TO BE DONE: Please switch "Data Ora" to "Date Time" in the part of the records that opens with the line containing "410, 681, 434]" and closes with the line containing "355, 377, 375]", changing nothing else. Return only those lines.

Recorded data
::::::::::

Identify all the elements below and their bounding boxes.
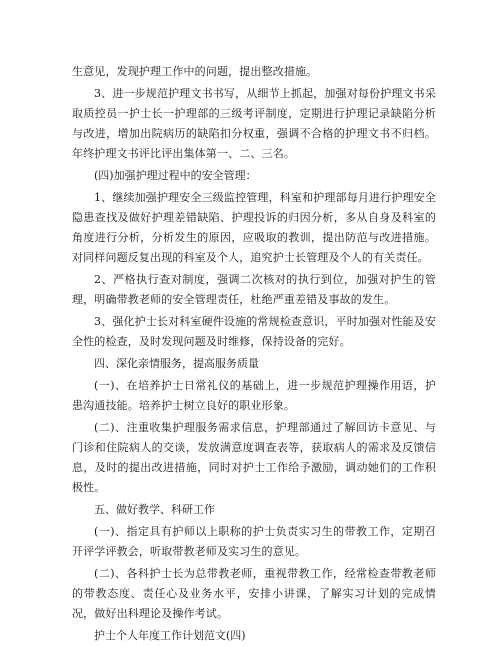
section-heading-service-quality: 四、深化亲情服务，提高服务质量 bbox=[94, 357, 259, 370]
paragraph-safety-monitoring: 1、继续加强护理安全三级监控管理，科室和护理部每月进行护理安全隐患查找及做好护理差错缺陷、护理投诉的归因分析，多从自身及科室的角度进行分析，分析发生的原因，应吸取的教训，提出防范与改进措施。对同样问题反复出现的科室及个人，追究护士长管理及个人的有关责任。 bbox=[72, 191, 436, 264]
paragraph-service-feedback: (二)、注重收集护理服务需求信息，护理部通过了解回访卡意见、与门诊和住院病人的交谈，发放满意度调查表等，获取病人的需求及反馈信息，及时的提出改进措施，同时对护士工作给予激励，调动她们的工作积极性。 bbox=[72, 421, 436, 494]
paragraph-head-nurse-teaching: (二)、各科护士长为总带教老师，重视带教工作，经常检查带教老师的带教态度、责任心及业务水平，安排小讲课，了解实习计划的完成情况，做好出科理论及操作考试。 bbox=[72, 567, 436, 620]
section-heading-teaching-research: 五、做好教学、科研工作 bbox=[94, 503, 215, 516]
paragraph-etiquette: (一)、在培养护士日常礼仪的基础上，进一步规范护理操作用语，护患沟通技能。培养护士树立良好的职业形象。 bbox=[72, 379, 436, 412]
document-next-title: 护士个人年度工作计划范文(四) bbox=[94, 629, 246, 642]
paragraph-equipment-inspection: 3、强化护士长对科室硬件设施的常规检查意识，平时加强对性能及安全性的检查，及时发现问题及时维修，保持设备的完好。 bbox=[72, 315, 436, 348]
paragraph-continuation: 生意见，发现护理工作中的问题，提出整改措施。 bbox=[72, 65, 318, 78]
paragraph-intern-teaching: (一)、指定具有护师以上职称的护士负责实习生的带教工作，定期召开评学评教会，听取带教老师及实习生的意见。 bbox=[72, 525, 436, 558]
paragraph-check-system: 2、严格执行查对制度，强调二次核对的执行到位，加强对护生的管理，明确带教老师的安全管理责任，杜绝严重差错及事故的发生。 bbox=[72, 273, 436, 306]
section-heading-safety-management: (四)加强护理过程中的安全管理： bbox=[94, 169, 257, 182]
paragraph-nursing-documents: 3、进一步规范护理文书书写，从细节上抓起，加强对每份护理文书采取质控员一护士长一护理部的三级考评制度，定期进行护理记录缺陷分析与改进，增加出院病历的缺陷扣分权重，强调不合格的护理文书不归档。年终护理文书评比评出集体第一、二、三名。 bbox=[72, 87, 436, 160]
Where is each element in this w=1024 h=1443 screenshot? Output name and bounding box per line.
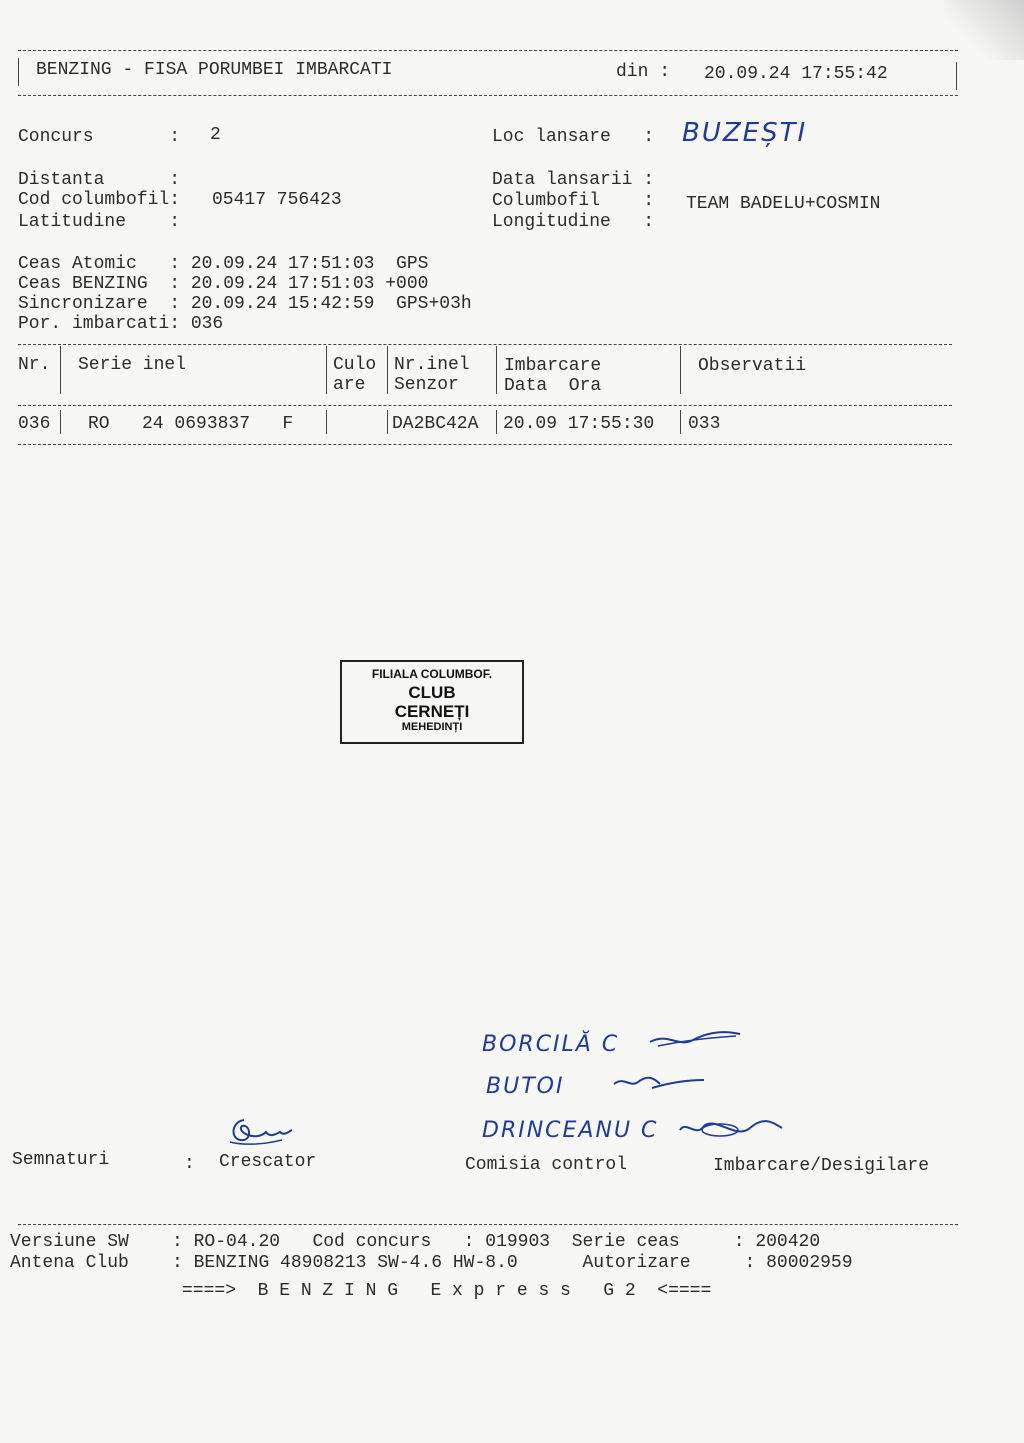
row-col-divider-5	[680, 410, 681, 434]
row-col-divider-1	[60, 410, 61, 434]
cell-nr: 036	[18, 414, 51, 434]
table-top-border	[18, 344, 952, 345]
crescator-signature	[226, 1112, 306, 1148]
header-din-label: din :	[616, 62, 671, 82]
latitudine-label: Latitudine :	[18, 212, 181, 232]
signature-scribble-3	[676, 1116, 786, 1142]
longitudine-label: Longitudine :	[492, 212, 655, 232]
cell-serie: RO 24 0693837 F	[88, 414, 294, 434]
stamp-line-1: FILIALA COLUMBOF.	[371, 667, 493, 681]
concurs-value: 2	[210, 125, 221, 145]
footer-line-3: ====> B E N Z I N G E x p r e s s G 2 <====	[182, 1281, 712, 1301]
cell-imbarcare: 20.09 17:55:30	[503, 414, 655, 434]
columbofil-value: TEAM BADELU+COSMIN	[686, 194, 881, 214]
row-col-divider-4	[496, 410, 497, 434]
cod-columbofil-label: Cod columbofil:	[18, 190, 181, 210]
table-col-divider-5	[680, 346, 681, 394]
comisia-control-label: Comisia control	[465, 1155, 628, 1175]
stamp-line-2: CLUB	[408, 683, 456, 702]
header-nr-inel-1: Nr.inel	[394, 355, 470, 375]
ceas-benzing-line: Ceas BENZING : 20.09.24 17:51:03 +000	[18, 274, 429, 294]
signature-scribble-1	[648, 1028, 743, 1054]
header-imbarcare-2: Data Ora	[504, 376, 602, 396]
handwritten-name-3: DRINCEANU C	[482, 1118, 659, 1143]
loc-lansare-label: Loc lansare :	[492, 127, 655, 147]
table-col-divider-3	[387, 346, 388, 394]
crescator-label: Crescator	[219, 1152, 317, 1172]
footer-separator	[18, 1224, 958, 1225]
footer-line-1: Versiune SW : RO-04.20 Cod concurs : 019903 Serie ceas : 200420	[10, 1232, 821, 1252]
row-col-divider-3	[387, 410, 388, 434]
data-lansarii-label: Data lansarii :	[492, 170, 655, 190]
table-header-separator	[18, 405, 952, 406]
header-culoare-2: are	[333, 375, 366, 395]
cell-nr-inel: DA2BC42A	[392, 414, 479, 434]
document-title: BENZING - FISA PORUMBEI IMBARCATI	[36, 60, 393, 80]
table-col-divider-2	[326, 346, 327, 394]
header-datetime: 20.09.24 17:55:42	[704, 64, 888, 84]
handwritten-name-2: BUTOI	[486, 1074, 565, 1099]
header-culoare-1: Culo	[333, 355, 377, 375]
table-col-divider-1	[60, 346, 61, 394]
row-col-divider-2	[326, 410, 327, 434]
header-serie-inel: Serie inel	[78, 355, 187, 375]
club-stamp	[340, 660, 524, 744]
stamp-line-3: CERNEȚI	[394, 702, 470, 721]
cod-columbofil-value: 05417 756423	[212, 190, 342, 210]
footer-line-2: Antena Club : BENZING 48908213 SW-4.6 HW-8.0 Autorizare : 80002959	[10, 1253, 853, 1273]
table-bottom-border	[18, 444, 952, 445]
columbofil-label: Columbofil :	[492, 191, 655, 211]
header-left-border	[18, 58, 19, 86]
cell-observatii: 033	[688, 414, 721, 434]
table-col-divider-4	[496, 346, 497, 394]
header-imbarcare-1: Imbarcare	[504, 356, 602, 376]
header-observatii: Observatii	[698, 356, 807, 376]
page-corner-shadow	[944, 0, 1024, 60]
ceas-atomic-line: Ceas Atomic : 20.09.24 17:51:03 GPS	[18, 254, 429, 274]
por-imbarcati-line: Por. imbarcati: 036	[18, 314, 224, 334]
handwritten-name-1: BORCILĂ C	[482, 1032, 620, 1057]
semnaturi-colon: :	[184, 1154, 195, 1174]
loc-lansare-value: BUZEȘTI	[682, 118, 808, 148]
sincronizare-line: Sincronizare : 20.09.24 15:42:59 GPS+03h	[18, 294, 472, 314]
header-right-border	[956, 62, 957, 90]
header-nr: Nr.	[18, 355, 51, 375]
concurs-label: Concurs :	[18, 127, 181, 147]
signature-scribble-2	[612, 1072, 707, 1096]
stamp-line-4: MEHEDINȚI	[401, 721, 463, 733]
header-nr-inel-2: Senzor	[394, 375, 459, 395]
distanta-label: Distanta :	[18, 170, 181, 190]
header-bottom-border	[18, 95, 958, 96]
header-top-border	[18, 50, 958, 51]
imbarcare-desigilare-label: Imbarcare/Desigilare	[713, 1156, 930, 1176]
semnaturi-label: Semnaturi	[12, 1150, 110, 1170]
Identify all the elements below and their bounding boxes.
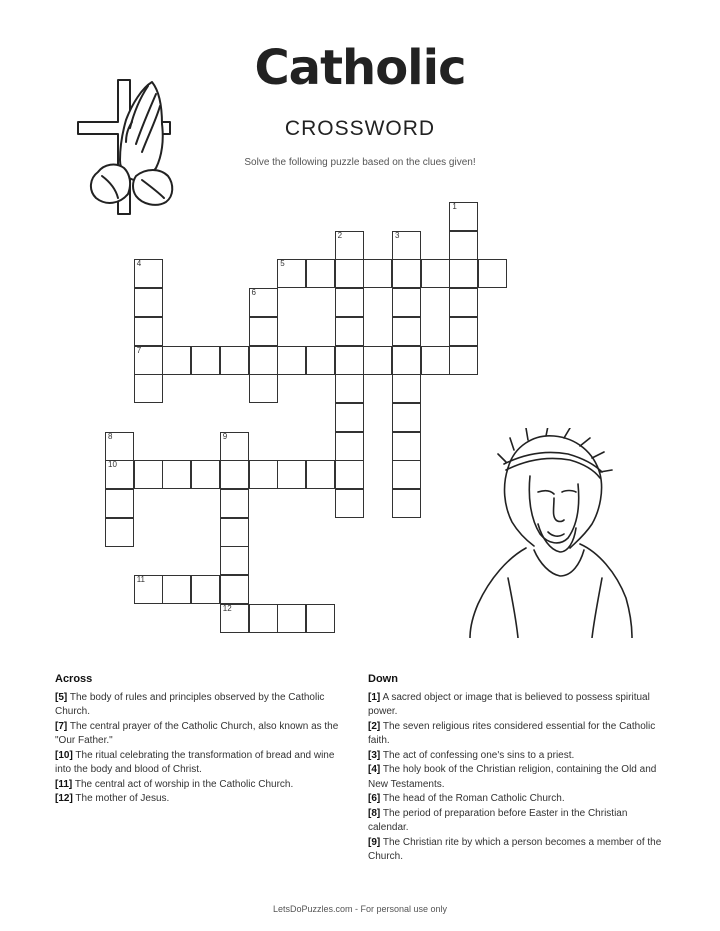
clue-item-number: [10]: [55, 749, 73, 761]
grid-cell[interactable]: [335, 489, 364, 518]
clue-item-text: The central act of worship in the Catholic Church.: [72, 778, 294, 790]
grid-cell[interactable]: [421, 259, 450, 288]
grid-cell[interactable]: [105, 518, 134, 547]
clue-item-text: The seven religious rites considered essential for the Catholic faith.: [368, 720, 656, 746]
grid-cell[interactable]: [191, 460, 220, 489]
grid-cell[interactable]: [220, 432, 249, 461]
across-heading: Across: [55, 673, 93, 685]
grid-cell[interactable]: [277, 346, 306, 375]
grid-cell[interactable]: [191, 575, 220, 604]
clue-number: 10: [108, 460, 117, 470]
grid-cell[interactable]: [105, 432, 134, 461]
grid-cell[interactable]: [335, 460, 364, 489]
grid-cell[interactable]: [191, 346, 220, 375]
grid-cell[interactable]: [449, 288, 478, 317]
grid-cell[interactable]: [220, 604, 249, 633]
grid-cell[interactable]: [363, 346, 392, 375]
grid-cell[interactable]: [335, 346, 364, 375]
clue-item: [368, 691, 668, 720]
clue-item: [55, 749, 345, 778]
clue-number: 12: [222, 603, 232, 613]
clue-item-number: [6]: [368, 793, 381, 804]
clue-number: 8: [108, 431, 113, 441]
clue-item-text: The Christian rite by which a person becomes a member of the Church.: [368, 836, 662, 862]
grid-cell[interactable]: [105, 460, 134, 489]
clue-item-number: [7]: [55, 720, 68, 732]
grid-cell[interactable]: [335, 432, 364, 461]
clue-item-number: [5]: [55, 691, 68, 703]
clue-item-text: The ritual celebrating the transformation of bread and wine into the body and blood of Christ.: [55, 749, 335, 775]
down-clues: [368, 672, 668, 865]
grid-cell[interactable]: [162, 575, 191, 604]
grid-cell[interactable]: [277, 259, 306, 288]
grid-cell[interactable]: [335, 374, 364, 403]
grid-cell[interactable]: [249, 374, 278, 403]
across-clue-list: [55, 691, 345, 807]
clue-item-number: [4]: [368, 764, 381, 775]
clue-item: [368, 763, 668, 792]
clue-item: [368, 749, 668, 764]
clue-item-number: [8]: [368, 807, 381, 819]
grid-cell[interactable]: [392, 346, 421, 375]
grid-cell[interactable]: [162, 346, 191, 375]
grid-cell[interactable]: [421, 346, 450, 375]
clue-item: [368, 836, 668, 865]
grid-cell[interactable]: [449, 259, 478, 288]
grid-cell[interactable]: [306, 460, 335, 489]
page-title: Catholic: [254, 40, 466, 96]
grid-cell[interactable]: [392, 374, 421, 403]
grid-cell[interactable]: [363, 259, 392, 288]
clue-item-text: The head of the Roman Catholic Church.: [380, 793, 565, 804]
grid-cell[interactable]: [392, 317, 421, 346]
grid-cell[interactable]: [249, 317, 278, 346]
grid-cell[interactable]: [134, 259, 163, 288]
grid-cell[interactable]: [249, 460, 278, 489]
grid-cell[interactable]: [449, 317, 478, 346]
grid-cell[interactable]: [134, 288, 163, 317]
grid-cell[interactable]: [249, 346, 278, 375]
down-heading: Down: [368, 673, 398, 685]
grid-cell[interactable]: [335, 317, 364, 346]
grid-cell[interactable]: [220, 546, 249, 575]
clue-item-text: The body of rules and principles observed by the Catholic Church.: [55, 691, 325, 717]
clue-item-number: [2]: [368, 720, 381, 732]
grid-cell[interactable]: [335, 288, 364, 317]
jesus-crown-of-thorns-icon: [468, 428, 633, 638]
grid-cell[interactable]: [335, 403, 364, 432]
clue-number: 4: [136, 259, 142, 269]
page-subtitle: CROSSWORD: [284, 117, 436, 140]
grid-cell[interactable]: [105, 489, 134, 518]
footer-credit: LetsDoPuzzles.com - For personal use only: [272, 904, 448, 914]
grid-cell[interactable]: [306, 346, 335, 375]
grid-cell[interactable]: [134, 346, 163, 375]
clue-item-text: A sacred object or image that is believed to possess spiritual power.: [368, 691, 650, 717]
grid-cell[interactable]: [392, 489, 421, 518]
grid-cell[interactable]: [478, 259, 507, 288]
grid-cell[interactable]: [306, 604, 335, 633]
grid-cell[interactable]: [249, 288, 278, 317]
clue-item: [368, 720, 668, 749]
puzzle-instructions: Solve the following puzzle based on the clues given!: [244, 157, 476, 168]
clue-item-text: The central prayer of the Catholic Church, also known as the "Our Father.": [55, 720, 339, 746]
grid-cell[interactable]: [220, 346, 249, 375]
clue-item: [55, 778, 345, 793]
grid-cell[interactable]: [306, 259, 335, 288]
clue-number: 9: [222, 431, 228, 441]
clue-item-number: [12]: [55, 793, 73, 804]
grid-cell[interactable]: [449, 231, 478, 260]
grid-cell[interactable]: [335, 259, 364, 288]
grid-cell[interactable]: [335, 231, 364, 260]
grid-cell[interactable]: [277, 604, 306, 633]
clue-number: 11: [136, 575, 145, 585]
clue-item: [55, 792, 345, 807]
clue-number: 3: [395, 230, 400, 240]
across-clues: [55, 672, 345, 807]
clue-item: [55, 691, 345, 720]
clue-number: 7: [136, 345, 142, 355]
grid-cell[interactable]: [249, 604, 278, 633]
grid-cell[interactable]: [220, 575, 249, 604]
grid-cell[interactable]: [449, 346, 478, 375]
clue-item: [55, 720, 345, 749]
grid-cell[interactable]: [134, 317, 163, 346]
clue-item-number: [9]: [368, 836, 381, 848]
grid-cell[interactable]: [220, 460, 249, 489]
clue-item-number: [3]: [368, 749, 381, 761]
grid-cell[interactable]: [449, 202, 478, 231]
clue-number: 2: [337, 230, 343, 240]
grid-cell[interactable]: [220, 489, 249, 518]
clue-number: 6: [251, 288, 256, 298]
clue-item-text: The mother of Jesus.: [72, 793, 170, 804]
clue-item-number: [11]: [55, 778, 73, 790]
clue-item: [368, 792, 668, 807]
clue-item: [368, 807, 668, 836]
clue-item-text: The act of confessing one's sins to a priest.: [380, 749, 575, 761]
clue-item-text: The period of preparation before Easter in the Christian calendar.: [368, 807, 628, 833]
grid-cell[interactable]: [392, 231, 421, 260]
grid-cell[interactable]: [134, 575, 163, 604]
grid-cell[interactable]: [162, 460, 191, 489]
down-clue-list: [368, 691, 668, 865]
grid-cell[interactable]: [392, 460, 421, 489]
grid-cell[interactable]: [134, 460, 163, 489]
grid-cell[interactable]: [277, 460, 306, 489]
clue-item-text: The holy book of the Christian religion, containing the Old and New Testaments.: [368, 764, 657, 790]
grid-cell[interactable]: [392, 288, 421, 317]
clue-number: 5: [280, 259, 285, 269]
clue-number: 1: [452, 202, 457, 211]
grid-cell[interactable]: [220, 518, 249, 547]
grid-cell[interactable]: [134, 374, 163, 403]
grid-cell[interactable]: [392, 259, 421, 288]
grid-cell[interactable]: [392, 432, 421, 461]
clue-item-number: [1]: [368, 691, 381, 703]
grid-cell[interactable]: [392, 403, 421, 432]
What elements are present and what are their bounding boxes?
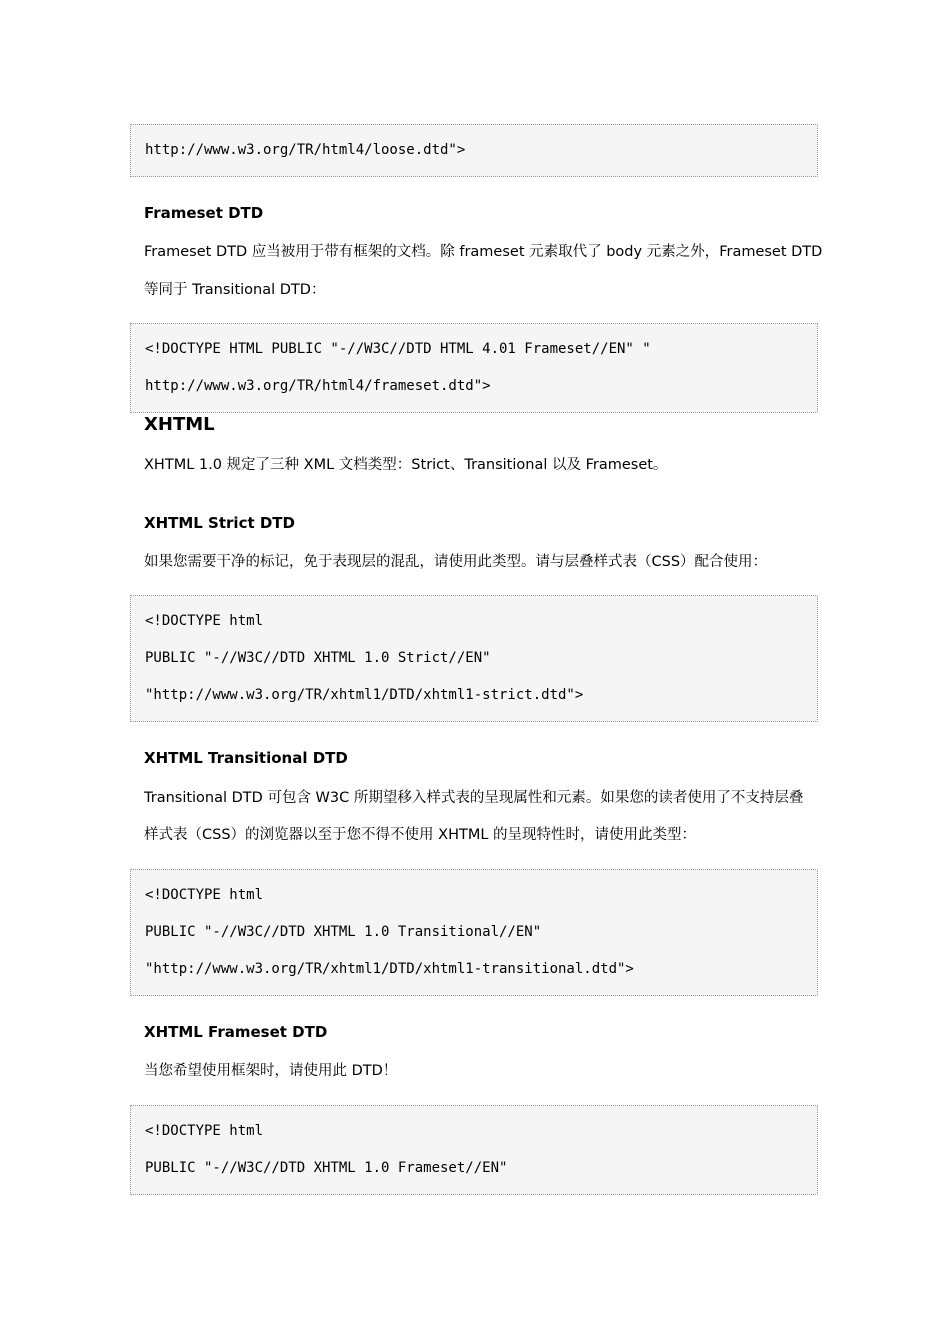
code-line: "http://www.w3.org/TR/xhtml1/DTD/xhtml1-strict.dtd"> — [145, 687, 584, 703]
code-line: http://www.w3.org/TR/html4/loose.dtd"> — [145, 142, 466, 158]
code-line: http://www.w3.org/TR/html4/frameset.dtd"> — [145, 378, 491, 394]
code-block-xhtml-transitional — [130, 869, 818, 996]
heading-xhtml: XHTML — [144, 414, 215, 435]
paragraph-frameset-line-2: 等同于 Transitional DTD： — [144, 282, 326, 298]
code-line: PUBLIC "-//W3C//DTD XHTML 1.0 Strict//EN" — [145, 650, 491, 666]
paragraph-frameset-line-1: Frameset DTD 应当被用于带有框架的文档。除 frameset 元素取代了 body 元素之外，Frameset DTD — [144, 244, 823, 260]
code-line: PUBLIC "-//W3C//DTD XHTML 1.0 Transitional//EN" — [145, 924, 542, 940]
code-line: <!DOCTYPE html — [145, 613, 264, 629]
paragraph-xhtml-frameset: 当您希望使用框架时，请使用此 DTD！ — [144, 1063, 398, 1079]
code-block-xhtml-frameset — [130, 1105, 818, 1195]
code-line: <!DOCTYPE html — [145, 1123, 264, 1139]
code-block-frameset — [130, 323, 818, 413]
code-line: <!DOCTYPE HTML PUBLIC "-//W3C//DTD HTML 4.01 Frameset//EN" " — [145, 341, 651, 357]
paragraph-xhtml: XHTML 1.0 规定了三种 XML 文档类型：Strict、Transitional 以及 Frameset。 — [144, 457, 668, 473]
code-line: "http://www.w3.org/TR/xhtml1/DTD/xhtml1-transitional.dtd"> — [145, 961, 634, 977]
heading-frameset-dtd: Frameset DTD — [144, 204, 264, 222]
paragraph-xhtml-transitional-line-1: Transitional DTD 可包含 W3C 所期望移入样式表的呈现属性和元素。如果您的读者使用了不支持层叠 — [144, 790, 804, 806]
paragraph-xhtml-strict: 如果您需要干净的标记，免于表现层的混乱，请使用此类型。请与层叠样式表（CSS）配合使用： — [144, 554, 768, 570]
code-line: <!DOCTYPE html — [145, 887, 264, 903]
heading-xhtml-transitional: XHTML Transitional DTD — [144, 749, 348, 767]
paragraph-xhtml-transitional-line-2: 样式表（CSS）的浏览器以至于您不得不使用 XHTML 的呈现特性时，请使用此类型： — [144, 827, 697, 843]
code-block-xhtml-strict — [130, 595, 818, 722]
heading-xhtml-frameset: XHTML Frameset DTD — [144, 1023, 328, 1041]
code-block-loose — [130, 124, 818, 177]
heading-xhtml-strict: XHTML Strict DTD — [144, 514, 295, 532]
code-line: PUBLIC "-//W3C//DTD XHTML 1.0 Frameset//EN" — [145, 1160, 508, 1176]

::::::::::

RESPONSE BELOW:
row-col-divider-5	[680, 410, 681, 434]
row-col-divider-1	[60, 410, 61, 434]
cell-nr: 036	[18, 414, 51, 434]
table-top-border	[18, 344, 952, 345]
crescator-signature	[226, 1112, 306, 1148]
header-din-label: din :	[616, 62, 671, 82]
latitudine-label: Latitudine :	[18, 212, 181, 232]
signature-scribble-3	[676, 1116, 786, 1142]
longitudine-label: Longitudine :	[492, 212, 655, 232]
cell-serie: RO 24 0693837 F	[88, 414, 294, 434]
stamp-line-1: FILIALA COLUMBOF.	[371, 667, 493, 681]
concurs-value: 2	[210, 125, 221, 145]
footer-line-3: ====> B E N Z I N G E x p r e s s G 2 <====	[182, 1281, 712, 1301]
cell-imbarcare: 20.09 17:55:30	[503, 414, 655, 434]
columbofil-value: TEAM BADELU+COSMIN	[686, 194, 881, 214]
row-col-divider-4	[496, 410, 497, 434]
cod-columbofil-label: Cod columbofil:	[18, 190, 181, 210]
table-col-divider-5	[680, 346, 681, 394]
comisia-control-label: Comisia control	[465, 1155, 628, 1175]
stamp-line-2: CLUB	[408, 683, 456, 702]
header-nr-inel-1: Nr.inel	[394, 355, 470, 375]
ceas-benzing-line: Ceas BENZING : 20.09.24 17:51:03 +000	[18, 274, 429, 294]
signature-scribble-1	[648, 1028, 743, 1054]
header-imbarcare-2: Date Time	[504, 376, 602, 396]
handwritten-name-3: DRINCEANU C	[482, 1118, 659, 1143]
loc-lansare-label: Loc lansare :	[492, 127, 655, 147]
table-col-divider-3	[387, 346, 388, 394]
crescator-label: Crescator	[219, 1152, 317, 1172]
footer-separator	[18, 1224, 958, 1225]
footer-line-1: Versiune SW : RO-04.20 Cod concurs : 019903 Serie ceas : 200420	[10, 1232, 821, 1252]
row-col-divider-3	[387, 410, 388, 434]
data-lansarii-label: Data lansarii :	[492, 170, 655, 190]
table-header-separator	[18, 405, 952, 406]
header-culoare-2: are	[333, 375, 366, 395]
cell-nr-inel: DA2BC42A	[392, 414, 479, 434]
document-title: BENZING - FISA PORUMBEI IMBARCATI	[36, 60, 393, 80]
table-col-divider-2	[326, 346, 327, 394]
header-datetime: 20.09.24 17:55:42	[704, 64, 888, 84]
handwritten-name-2: BUTOI	[486, 1074, 565, 1099]
header-culoare-1: Culo	[333, 355, 377, 375]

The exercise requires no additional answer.